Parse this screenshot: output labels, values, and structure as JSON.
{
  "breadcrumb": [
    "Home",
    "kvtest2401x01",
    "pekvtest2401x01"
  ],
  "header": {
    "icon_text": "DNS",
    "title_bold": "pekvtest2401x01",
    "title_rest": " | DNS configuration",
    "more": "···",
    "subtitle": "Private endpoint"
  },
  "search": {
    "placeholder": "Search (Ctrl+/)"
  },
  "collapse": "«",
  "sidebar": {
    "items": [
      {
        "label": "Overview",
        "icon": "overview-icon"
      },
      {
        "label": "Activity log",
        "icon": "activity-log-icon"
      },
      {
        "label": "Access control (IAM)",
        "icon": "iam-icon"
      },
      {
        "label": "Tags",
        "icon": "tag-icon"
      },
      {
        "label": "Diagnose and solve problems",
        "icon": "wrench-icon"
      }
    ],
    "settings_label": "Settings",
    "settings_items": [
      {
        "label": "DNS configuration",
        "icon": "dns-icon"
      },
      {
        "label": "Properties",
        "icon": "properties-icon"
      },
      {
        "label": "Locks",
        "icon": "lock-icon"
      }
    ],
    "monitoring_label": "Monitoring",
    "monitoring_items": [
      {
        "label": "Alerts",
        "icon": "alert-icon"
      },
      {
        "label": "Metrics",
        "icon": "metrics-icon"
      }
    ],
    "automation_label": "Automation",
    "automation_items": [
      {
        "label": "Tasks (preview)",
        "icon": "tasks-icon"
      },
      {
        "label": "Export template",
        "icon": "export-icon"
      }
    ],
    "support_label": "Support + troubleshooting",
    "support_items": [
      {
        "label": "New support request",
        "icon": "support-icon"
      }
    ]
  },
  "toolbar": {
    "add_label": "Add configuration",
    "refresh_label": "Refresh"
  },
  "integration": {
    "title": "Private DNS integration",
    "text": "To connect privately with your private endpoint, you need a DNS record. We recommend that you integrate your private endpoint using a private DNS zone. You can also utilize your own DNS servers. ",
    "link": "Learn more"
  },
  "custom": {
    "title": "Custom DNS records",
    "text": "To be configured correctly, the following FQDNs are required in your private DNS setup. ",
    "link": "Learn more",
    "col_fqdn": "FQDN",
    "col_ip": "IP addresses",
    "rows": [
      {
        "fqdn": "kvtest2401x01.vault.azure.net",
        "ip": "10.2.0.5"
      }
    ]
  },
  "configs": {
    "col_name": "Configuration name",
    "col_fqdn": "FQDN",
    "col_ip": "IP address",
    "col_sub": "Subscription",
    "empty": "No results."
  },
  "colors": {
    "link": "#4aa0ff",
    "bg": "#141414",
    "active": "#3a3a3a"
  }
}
**********
* [WHAT IS REQUIRED] Search the records for the word "your". Copy every line that has it.

* [RESULT BELOW]
    "text": "To connect privately with your private endpoint, you need a DNS record. We recommend that you integrate your private endpoint using a private DNS zone. You can also utilize your own DNS servers. ",
    "text": "To be configured correctly, the following FQDNs are required in your private DNS setup. ",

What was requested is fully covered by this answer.